Paginafragment »
——

A. Alberts & H.J. Friedericy, schrijvers

 

 

 

HET VADERLAND - DONDERDAG 26 OCTOBER 1939 - OCHTENDBLAD - PAG. 2

 

THORBECKE als formateur

 

Baud en Thorbecke, 1847-1851, door dr A. Alberts. Oosthoeks Uitg. Mij, Utrecht 1939.

 

    Dit nieuwe werk in de Utrechtsche Bijdragen tot de Geschiedenis, het Staatsrecht en de Economie van Nederlandsch-Indië brengt weer een groot aantal documenten. Deze serie is vooral belangrijk als documentenuitgave. De historische uiteenzetting vertoont meer dan eens de sporen van grote haast. Dit mag het gevolg zijn van de speciale omstandigheden, waaronder er in de "Indische faculteit" gepromoveerd wordt. Indische ambtenaren willen wel graag doctor worden, maar voelen daarom nog geen roeping om zich aan de historie te wijden. Door de publicatie der documenten bewijzen ze dan echter toch een zeer grooten dienst aan de historische wetenschap.
    Deze dissertatie van dr A. Alberts draagt wel zeer sterk de sporen der haast. Daarenboven wil de jonge doctor de geschiedenis schrijven "om ze aan het volk te doen lezen". Hij wilde graag een prikkelend boek schrijven. Aan dien lust om leesbaar te zijn voor het volk is de wetenschappelijke plicht der exactheid wel eens opgeofferd. Als men eenmaal een aardig beeld had, werd niet langer gezocht naar het beeld van de werkelijkheid. In het verhaal van Thorbeckes kabinetsformatie en van de besprekingen tusschen dien formateur en Koning Willem III wordt de "Leidsche professor" als een klein manneke voorgesteld. Dat toneeltje lijkt dan wel aardig: de groote sterke koning en het kleine schrale manneke. In werkelijkheid echter was Thorbecke (om het nu ook maar in den stijl van deze Bijdrage te zeggen) een lange kerel.
    Dit détail is op zich zelf niet belangrijk, maar wel zeer karakteristiek voor de wijze, waarop een buitengewoon belangrijke materie hier behandeld wordt. Daarbij schijnt dr Alberts zich al te zeer te hebben laten beïnvloeden door de meening van Baud, op wiens nagelaten papieren deze dissertatie is opgebouwd. Baud was een vijand van Thorbecke, een man van het monarchistisch-aristocratische regime uit de jaren '40-'48 der vorige eeuw en wat Indië betreft een voorstander van een min of meer verlichte despotie met dat soort staatssocialisme avant la lettre, dat cultuurstelsel heet. Voor die soort aristocraten was Thorbecke inderdaad niet anders dan een pedante professor. Voor den geschiedschrijver van onzen tijd is hij echter toch een veel grooter man dan de reactionaire of conservatieve regenten, die hem destijds bevochten. Dr Alberts echter schijnt het oordeel van de door hem uitgegeven papieren over te nemen en geeft ons een verhaal van de kabinetsformatie van October 1948, waarin Thorbecke eigenlijk als de verslagen partij optreedt en gedwongen wordt met een heel ander ministerie te regeeren dat hij zelf gewild had.

——

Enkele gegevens
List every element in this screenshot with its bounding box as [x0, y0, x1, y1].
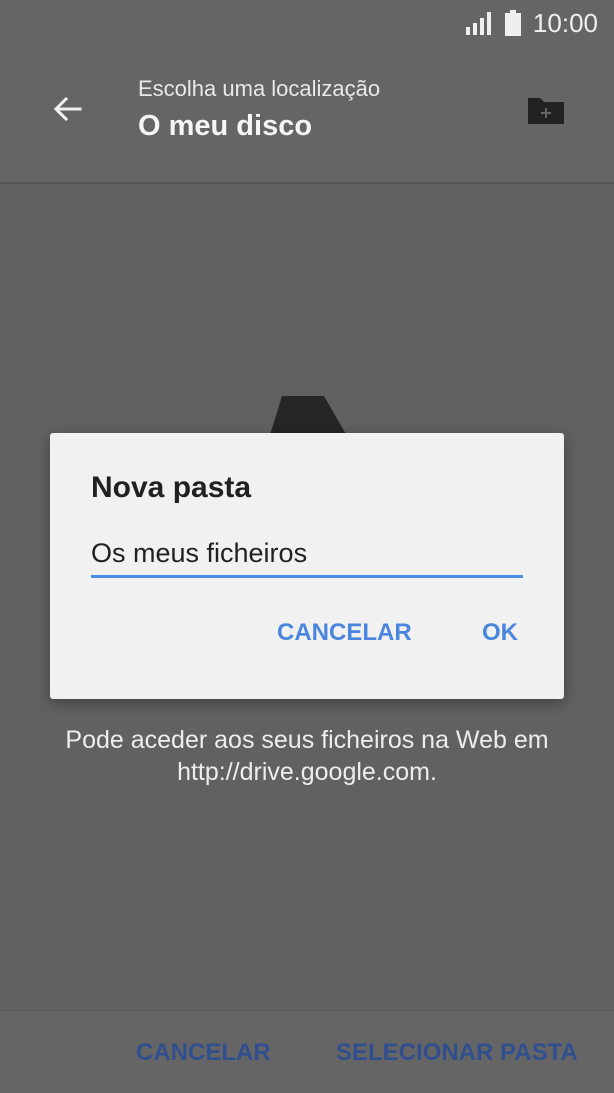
folder-name-input[interactable] — [91, 531, 523, 578]
status-bar: 10:00 — [0, 0, 614, 48]
dialog-cancel-button[interactable]: CANCELAR — [277, 619, 412, 647]
toolbar-subtitle: Escolha uma localização — [138, 76, 381, 101]
dialog-title: Nova pasta — [91, 471, 252, 504]
arrow-back-icon[interactable] — [50, 91, 86, 127]
new-folder-icon[interactable] — [526, 94, 566, 126]
battery-icon — [504, 10, 521, 36]
bottom-action-bar: CANCELAR SELECIONAR PASTA — [0, 1010, 614, 1093]
new-folder-dialog: Nova pasta CANCELAR OK — [50, 433, 564, 699]
status-time: 10:00 — [532, 7, 598, 38]
dialog-ok-button[interactable]: OK — [482, 619, 518, 647]
toolbar-title: O meu disco — [138, 110, 313, 142]
cancel-button[interactable]: CANCELAR — [136, 1039, 271, 1067]
status-icons: 10:00 — [465, 8, 598, 38]
select-folder-button[interactable]: SELECIONAR PASTA — [336, 1039, 578, 1067]
signal-icon — [465, 12, 491, 35]
toolbar: Escolha uma localização O meu disco — [0, 48, 614, 184]
empty-state-text: Pode aceder aos seus ficheiros na Web em… — [65, 726, 549, 786]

——

Opdracht en eisen »
Vat de alinea uit de recensie die begint met "Deze dissertatie van dr A. Alberts" beknopter samen en behoud daarbij de belangrijkste feiten.

Uitgewerkte oplossing »
De dissertatie van dr A. Alberts is duidelijk in haast geschreven. Hij wilde een prikkelend boek maken dat het volk zou lezen en offerde daarvoor soms de wetenschappelijke exactheid op: een aardig beeld ging voor de werkelijkheid. Zo beschrijft hij Thorbecke bij diens kabinetsformatie en de besprekingen met Koning Willem III als een klein, schraal manneke tegenover een grote, sterke koning, terwijl Thorbecke in werkelijkheid een lange man was.